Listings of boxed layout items
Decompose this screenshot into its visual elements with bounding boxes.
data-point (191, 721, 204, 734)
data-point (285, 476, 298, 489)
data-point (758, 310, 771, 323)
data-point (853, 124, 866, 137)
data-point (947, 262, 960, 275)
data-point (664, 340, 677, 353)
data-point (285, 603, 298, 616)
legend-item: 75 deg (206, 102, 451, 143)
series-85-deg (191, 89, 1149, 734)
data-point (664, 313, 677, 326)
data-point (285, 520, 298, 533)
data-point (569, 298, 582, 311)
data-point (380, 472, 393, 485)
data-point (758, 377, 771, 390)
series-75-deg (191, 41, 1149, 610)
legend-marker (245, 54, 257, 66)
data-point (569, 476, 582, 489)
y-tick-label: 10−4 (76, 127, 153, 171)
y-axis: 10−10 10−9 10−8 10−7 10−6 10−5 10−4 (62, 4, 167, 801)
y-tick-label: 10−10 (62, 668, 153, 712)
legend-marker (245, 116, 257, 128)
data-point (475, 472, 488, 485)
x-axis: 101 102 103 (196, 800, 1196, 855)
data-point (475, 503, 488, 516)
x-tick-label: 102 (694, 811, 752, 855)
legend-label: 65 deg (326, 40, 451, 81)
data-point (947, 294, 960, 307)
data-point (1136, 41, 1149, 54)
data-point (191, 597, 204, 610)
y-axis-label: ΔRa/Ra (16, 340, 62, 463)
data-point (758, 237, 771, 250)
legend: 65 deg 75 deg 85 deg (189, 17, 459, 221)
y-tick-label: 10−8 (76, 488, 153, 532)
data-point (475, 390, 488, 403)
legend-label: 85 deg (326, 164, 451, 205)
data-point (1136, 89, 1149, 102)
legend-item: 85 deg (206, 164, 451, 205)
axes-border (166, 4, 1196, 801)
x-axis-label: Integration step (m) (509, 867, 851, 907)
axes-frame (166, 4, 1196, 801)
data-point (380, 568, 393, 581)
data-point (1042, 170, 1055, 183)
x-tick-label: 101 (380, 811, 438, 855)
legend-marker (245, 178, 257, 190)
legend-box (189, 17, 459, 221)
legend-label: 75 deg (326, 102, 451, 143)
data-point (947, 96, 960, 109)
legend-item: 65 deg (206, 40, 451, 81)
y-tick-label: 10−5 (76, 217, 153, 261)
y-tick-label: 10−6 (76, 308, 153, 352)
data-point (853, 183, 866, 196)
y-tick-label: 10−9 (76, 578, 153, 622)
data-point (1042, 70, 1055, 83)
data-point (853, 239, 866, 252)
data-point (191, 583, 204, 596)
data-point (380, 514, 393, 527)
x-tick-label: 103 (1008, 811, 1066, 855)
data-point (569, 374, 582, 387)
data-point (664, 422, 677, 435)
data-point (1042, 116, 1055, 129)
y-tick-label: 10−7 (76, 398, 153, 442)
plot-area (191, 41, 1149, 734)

- REQUIREMENT
Extract every line from the listing above that contains the string "marker".

- COMPLETED TASK
legend-marker (245, 54, 257, 66)
legend-marker (245, 116, 257, 128)
legend-marker (245, 178, 257, 190)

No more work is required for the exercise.